• PROBLEM DETAILS
Will you quote all of the entries, word for word?

^^^^^^^^

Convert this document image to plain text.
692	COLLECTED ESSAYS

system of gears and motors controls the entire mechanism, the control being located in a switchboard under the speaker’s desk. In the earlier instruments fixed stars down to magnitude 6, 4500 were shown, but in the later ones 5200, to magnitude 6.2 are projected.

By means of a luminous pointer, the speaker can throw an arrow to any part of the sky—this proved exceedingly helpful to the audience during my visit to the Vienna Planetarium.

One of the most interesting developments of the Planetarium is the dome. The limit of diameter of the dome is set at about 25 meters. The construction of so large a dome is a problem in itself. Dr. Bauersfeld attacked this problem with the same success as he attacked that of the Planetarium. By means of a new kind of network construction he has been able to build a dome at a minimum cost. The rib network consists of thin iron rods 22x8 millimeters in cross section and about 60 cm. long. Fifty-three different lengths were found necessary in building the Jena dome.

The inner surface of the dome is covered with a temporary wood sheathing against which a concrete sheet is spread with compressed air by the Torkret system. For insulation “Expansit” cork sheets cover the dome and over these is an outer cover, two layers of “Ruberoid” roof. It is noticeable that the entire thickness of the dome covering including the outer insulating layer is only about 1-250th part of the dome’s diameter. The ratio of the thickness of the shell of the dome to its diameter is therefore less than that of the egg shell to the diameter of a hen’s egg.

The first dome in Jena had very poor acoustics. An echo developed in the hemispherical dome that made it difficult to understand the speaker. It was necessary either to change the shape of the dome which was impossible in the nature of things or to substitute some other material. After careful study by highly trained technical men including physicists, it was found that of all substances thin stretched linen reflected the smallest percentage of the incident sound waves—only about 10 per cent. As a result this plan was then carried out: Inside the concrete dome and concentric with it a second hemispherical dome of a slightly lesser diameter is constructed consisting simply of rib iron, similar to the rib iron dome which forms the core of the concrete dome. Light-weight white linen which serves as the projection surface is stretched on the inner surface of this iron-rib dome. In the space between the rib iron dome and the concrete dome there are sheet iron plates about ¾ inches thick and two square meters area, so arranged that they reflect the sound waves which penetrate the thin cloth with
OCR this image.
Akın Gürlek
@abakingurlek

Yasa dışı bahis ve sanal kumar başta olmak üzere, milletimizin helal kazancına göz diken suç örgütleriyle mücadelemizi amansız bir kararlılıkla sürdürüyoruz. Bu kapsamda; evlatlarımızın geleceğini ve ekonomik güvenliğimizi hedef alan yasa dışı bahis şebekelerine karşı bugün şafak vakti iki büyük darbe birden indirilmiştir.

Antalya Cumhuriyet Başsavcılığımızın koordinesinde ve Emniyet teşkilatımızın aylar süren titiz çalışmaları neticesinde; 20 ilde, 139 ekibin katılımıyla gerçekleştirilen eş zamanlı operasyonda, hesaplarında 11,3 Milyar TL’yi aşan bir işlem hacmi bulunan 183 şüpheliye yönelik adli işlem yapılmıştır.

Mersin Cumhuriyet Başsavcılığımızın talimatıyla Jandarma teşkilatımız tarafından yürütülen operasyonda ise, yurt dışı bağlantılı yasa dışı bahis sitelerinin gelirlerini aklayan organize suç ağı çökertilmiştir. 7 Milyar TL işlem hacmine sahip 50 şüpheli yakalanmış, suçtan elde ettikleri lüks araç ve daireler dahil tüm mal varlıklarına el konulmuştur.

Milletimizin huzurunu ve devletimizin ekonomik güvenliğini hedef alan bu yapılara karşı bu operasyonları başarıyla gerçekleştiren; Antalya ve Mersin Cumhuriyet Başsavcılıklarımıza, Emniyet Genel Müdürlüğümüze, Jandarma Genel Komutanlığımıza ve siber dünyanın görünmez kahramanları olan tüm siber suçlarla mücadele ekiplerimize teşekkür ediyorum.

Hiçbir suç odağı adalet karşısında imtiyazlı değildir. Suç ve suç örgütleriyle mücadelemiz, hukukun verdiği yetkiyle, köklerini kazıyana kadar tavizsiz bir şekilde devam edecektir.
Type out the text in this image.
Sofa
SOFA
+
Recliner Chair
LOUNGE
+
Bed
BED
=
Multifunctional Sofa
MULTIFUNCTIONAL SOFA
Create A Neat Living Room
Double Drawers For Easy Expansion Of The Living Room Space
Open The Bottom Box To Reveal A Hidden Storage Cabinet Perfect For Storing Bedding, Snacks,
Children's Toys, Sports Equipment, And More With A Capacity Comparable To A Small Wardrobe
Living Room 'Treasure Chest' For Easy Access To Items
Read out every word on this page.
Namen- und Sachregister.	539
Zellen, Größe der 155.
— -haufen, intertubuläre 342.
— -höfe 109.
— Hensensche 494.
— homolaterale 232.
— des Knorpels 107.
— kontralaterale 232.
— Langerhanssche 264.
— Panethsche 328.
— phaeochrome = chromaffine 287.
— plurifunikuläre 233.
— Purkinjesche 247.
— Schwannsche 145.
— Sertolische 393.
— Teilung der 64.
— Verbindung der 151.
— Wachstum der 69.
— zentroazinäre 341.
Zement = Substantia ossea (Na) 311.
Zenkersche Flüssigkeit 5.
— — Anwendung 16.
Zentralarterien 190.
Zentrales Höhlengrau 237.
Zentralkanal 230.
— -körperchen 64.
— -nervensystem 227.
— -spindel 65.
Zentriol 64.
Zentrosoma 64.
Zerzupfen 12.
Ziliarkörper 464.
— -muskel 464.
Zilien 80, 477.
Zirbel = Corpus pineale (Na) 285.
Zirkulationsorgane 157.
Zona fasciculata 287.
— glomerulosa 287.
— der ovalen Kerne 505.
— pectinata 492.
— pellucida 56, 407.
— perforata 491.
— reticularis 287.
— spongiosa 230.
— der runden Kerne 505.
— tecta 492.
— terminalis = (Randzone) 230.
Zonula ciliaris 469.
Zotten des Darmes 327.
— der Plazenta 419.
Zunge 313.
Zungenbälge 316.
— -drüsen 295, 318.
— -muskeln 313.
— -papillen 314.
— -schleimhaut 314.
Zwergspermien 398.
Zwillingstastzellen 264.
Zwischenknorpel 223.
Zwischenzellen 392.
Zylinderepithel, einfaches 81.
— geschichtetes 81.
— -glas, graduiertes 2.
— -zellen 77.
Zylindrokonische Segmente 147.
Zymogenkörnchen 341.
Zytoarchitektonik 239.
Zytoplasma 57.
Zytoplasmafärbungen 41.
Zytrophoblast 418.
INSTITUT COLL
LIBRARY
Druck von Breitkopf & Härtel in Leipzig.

^^^^^^^^

• SOLVED PROBLEM
Convert this document image to plain text.
692	COLLECTED ESSAYS

system of gears and motors controls the entire mechanism, the control being located in a switchboard under the speaker’s desk. In the earlier instruments fixed stars down to magnitude 6, 4500 were shown, but in the later ones 5200, to magnitude 6.2 are projected.

By means of a luminous pointer, the speaker can throw an arrow to any part of the sky—this proved exceedingly helpful to the audience during my visit to the Vienna Planetarium.

One of the most interesting developments of the Planetarium is the dome. The limit of diameter of the dome is set at about 25 meters. The construction of so large a dome is a problem in itself. Dr. Bauersfeld attacked this problem with the same success as he attacked that of the Planetarium. By means of a new kind of network construction he has been able to build a dome at a minimum cost. The rib network consists of thin iron rods 22x8 millimeters in cross section and about 60 cm. long. Fifty-three different lengths were found necessary in building the Jena dome.

The inner surface of the dome is covered with a temporary wood sheathing against which a concrete sheet is spread with compressed air by the Torkret system. For insulation “Expansit” cork sheets cover the dome and over these is an outer cover, two layers of “Ruberoid” roof. It is noticeable that the entire thickness of the dome covering including the outer insulating layer is only about 1-250th part of the dome’s diameter. The ratio of the thickness of the shell of the dome to its diameter is therefore less than that of the egg shell to the diameter of a hen’s egg.

The first dome in Jena had very poor acoustics. An echo developed in the hemispherical dome that made it difficult to understand the speaker. It was necessary either to change the shape of the dome which was impossible in the nature of things or to substitute some other material. After careful study by highly trained technical men including physicists, it was found that of all substances thin stretched linen reflected the smallest percentage of the incident sound waves—only about 10 per cent. As a result this plan was then carried out: Inside the concrete dome and concentric with it a second hemispherical dome of a slightly lesser diameter is constructed consisting simply of rib iron, similar to the rib iron dome which forms the core of the concrete dome. Light-weight white linen which serves as the projection surface is stretched on the inner surface of this iron-rib dome. In the space between the rib iron dome and the concrete dome there are sheet iron plates about ¾ inches thick and two square meters area, so arranged that they reflect the sound waves which penetrate the thin cloth with
OCR this image.
Akın Gürlek
@abakingurlek

Yasa dışı bahis ve sanal kumar başta olmak üzere, milletimizin helal kazancına göz diken suç örgütleriyle mücadelemizi amansız bir kararlılıkla sürdürüyoruz. Bu kapsamda; evlatlarımızın geleceğini ve ekonomik güvenliğimizi hedef alan yasa dışı bahis şebekelerine karşı bugün şafak vakti iki büyük darbe birden indirilmiştir.

Antalya Cumhuriyet Başsavcılığımızın koordinesinde ve Emniyet teşkilatımızın aylar süren titiz çalışmaları neticesinde; 20 ilde, 139 ekibin katılımıyla gerçekleştirilen eş zamanlı operasyonda, hesaplarında 11,3 Milyar TL’yi aşan bir işlem hacmi bulunan 183 şüpheliye yönelik adli işlem yapılmıştır.

Mersin Cumhuriyet Başsavcılığımızın talimatıyla Jandarma teşkilatımız tarafından yürütülen operasyonda ise, yurt dışı bağlantılı yasa dışı bahis sitelerinin gelirlerini aklayan organize suç ağı çökertilmiştir. 7 Milyar TL işlem hacmine sahip 50 şüpheli yakalanmış, suçtan elde ettikleri lüks araç ve daireler dahil tüm mal varlıklarına el konulmuştur.

Milletimizin huzurunu ve devletimizin ekonomik güvenliğini hedef alan bu yapılara karşı bu operasyonları başarıyla gerçekleştiren; Antalya ve Mersin Cumhuriyet Başsavcılıklarımıza, Emniyet Genel Müdürlüğümüze, Jandarma Genel Komutanlığımıza ve siber dünyanın görünmez kahramanları olan tüm siber suçlarla mücadele ekiplerimize teşekkür ediyorum.

Hiçbir suç odağı adalet karşısında imtiyazlı değildir. Suç ve suç örgütleriyle mücadelemiz, hukukun verdiği yetkiyle, köklerini kazıyana kadar tavizsiz bir şekilde devam edecektir.
Type out the text in this image.
Sofa
SOFA
+
Recliner Chair
LOUNGE
+
Bed
BED
=
Multifunctional Sofa
MULTIFUNCTIONAL SOFA
Create A Neat Living Room
Double Drawers For Easy Expansion Of The Living Room Space
Open The Bottom Box To Reveal A Hidden Storage Cabinet Perfect For Storing Bedding, Snacks,
Children's Toys, Sports Equipment, And More With A Capacity Comparable To A Small Wardrobe
Living Room 'Treasure Chest' For Easy Access To Items
Read out every word on this page.
Namen- und Sachregister.	539
Zellen, Größe der 155.
— -haufen, intertubuläre 342.
— -höfe 109.
— Hensensche 494.
— homolaterale 232.
— des Knorpels 107.
— kontralaterale 232.
— Langerhanssche 264.
— Panethsche 328.
— phaeochrome = chromaffine 287.
— plurifunikuläre 233.
— Purkinjesche 247.
— Schwannsche 145.
— Sertolische 393.
— Teilung der 64.
— Verbindung der 151.
— Wachstum der 69.
— zentroazinäre 341.
Zement = Substantia ossea (Na) 311.
Zenkersche Flüssigkeit 5.
— — Anwendung 16.
Zentralarterien 190.
Zentrales Höhlengrau 237.
Zentralkanal 230.
— -körperchen 64.
— -nervensystem 227.
— -spindel 65.
Zentriol 64.
Zentrosoma 64.
Zerzupfen 12.
Ziliarkörper 464.
— -muskel 464.
Zilien 80, 477.
Zirbel = Corpus pineale (Na) 285.
Zirkulationsorgane 157.
Zona fasciculata 287.
— glomerulosa 287.
— der ovalen Kerne 505.
— pectinata 492.
— pellucida 56, 407.
— perforata 491.
— reticularis 287.
— spongiosa 230.
— der runden Kerne 505.
— tecta 492.
— terminalis = (Randzone) 230.
Zonula ciliaris 469.
Zotten des Darmes 327.
— der Plazenta 419.
Zunge 313.
Zungenbälge 316.
— -drüsen 295, 318.
— -muskeln 313.
— -papillen 314.
— -schleimhaut 314.
Zwergspermien 398.
Zwillingstastzellen 264.
Zwischenknorpel 223.
Zwischenzellen 392.
Zylinderepithel, einfaches 81.
— geschichtetes 81.
— -glas, graduiertes 2.
— -zellen 77.
Zylindrokonische Segmente 147.
Zymogenkörnchen 341.
Zytoarchitektonik 239.
Zytoplasma 57.
Zytoplasmafärbungen 41.
Zytrophoblast 418.
INSTITUT COLL
LIBRARY
Druck von Breitkopf & Härtel in Leipzig.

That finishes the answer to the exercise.